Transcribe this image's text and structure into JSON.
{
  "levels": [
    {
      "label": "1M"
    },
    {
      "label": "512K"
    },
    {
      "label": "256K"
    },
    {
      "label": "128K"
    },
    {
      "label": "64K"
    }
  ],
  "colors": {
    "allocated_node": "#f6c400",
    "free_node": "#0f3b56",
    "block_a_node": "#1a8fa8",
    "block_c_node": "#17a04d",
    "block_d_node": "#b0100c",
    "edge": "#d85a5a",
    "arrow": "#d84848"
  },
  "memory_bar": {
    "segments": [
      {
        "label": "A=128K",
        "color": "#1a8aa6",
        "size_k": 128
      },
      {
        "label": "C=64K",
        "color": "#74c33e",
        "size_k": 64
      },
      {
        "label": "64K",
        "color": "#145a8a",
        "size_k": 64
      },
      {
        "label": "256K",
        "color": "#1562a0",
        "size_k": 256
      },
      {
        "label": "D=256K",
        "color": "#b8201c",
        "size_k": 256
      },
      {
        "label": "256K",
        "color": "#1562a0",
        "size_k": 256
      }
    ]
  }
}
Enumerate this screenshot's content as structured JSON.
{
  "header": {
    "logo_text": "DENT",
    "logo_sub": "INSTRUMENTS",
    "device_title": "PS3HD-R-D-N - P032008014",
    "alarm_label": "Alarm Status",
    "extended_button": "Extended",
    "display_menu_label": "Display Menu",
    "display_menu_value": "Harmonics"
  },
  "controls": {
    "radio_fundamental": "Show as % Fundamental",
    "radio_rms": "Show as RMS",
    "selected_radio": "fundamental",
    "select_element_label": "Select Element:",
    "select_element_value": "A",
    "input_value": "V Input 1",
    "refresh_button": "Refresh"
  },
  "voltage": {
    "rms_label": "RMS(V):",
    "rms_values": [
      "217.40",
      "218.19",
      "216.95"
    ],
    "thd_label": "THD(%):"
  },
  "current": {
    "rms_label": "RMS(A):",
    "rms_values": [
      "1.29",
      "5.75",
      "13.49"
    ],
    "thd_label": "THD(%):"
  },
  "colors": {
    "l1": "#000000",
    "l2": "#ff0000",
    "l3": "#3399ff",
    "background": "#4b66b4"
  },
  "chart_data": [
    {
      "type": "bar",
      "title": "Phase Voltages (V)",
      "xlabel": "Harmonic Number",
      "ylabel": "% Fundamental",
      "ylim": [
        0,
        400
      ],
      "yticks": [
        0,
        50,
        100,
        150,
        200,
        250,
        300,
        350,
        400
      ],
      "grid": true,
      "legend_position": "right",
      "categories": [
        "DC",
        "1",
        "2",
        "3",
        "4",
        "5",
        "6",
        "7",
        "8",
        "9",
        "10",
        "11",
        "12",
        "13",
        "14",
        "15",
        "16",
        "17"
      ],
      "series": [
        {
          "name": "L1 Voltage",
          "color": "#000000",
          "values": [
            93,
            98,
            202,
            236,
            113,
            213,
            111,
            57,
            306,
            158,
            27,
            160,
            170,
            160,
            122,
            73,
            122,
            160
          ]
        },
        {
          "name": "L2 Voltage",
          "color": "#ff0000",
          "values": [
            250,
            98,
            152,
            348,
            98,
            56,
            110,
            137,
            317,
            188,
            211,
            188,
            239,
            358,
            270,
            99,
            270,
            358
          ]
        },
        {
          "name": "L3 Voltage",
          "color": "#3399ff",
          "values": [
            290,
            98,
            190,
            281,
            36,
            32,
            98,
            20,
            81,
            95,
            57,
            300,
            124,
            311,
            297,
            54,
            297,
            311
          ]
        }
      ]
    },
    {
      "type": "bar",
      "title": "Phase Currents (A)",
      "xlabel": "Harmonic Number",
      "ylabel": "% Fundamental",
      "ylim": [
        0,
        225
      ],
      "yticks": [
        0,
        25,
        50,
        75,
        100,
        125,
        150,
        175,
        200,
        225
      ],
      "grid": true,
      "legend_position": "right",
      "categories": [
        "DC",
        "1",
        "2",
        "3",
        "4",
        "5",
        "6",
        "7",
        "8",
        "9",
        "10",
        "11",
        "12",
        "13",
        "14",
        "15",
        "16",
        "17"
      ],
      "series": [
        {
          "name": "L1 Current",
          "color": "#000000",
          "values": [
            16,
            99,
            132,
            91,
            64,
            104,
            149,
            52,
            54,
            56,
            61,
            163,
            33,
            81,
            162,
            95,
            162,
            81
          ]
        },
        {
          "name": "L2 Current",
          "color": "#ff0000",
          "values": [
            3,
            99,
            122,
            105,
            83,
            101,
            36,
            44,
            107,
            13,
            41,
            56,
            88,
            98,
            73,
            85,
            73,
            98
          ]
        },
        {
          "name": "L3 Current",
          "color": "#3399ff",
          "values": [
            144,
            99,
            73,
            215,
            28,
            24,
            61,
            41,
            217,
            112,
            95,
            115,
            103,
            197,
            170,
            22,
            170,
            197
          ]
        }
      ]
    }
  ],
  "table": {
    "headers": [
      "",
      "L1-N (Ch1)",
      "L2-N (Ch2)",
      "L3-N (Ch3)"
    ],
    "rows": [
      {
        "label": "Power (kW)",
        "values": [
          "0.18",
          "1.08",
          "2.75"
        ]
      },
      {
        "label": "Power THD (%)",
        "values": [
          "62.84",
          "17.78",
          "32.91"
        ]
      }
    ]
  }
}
★ ★ ★ ★ ★
→ Given problem
The records above should be duplicated in full, exactly as given.

→ Expected output
Transcribe this image's text and structure into JSON.
{
  "levels": [
    {
      "label": "1M"
    },
    {
      "label": "512K"
    },
    {
      "label": "256K"
    },
    {
      "label": "128K"
    },
    {
      "label": "64K"
    }
  ],
  "colors": {
    "allocated_node": "#f6c400",
    "free_node": "#0f3b56",
    "block_a_node": "#1a8fa8",
    "block_c_node": "#17a04d",
    "block_d_node": "#b0100c",
    "edge": "#d85a5a",
    "arrow": "#d84848"
  },
  "memory_bar": {
    "segments": [
      {
        "label": "A=128K",
        "color": "#1a8aa6",
        "size_k": 128
      },
      {
        "label": "C=64K",
        "color": "#74c33e",
        "size_k": 64
      },
      {
        "label": "64K",
        "color": "#145a8a",
        "size_k": 64
      },
      {
        "label": "256K",
        "color": "#1562a0",
        "size_k": 256
      },
      {
        "label": "D=256K",
        "color": "#b8201c",
        "size_k": 256
      },
      {
        "label": "256K",
        "color": "#1562a0",
        "size_k": 256
      }
    ]
  }
}
Enumerate this screenshot's content as structured JSON.
{
  "header": {
    "logo_text": "DENT",
    "logo_sub": "INSTRUMENTS",
    "device_title": "PS3HD-R-D-N - P032008014",
    "alarm_label": "Alarm Status",
    "extended_button": "Extended",
    "display_menu_label": "Display Menu",
    "display_menu_value": "Harmonics"
  },
  "controls": {
    "radio_fundamental": "Show as % Fundamental",
    "radio_rms": "Show as RMS",
    "selected_radio": "fundamental",
    "select_element_label": "Select Element:",
    "select_element_value": "A",
    "input_value": "V Input 1",
    "refresh_button": "Refresh"
  },
  "voltage": {
    "rms_label": "RMS(V):",
    "rms_values": [
      "217.40",
      "218.19",
      "216.95"
    ],
    "thd_label": "THD(%):"
  },
  "current": {
    "rms_label": "RMS(A):",
    "rms_values": [
      "1.29",
      "5.75",
      "13.49"
    ],
    "thd_label": "THD(%):"
  },
  "colors": {
    "l1": "#000000",
    "l2": "#ff0000",
    "l3": "#3399ff",
    "background": "#4b66b4"
  },
  "chart_data": [
    {
      "type": "bar",
      "title": "Phase Voltages (V)",
      "xlabel": "Harmonic Number",
      "ylabel": "% Fundamental",
      "ylim": [
        0,
        400
      ],
      "yticks": [
        0,
        50,
        100,
        150,
        200,
        250,
        300,
        350,
        400
      ],
      "grid": true,
      "legend_position": "right",
      "categories": [
        "DC",
        "1",
        "2",
        "3",
        "4",
        "5",
        "6",
        "7",
        "8",
        "9",
        "10",
        "11",
        "12",
        "13",
        "14",
        "15",
        "16",
        "17"
      ],
      "series": [
        {
          "name": "L1 Voltage",
          "color": "#000000",
          "values": [
            93,
            98,
            202,
            236,
            113,
            213,
            111,
            57,
            306,
            158,
            27,
            160,
            170,
            160,
            122,
            73,
            122,
            160
          ]
        },
        {
          "name": "L2 Voltage",
          "color": "#ff0000",
          "values": [
            250,
            98,
            152,
            348,
            98,
            56,
            110,
            137,
            317,
            188,
            211,
            188,
            239,
            358,
            270,
            99,
            270,
            358
          ]
        },
        {
          "name": "L3 Voltage",
          "color": "#3399ff",
          "values": [
            290,
            98,
            190,
            281,
            36,
            32,
            98,
            20,
            81,
            95,
            57,
            300,
            124,
            311,
            297,
            54,
            297,
            311
          ]
        }
      ]
    },
    {
      "type": "bar",
      "title": "Phase Currents (A)",
      "xlabel": "Harmonic Number",
      "ylabel": "% Fundamental",
      "ylim": [
        0,
        225
      ],
      "yticks": [
        0,
        25,
        50,
        75,
        100,
        125,
        150,
        175,
        200,
        225
      ],
      "grid": true,
      "legend_position": "right",
      "categories": [
        "DC",
        "1",
        "2",
        "3",
        "4",
        "5",
        "6",
        "7",
        "8",
        "9",
        "10",
        "11",
        "12",
        "13",
        "14",
        "15",
        "16",
        "17"
      ],
      "series": [
        {
          "name": "L1 Current",
          "color": "#000000",
          "values": [
            16,
            99,
            132,
            91,
            64,
            104,
            149,
            52,
            54,
            56,
            61,
            163,
            33,
            81,
            162,
            95,
            162,
            81
          ]
        },
        {
          "name": "L2 Current",
          "color": "#ff0000",
          "values": [
            3,
            99,
            122,
            105,
            83,
            101,
            36,
            44,
            107,
            13,
            41,
            56,
            88,
            98,
            73,
            85,
            73,
            98
          ]
        },
        {
          "name": "L3 Current",
          "color": "#3399ff",
          "values": [
            144,
            99,
            73,
            215,
            28,
            24,
            61,
            41,
            217,
            112,
            95,
            115,
            103,
            197,
            170,
            22,
            170,
            197
          ]
        }
      ]
    }
  ],
  "table": {
    "headers": [
      "",
      "L1-N (Ch1)",
      "L2-N (Ch2)",
      "L3-N (Ch3)"
    ],
    "rows": [
      {
        "label": "Power (kW)",
        "values": [
          "0.18",
          "1.08",
          "2.75"
        ]
      },
      {
        "label": "Power THD (%)",
        "values": [
          "62.84",
          "17.78",
          "32.91"
        ]
      }
    ]
  }
}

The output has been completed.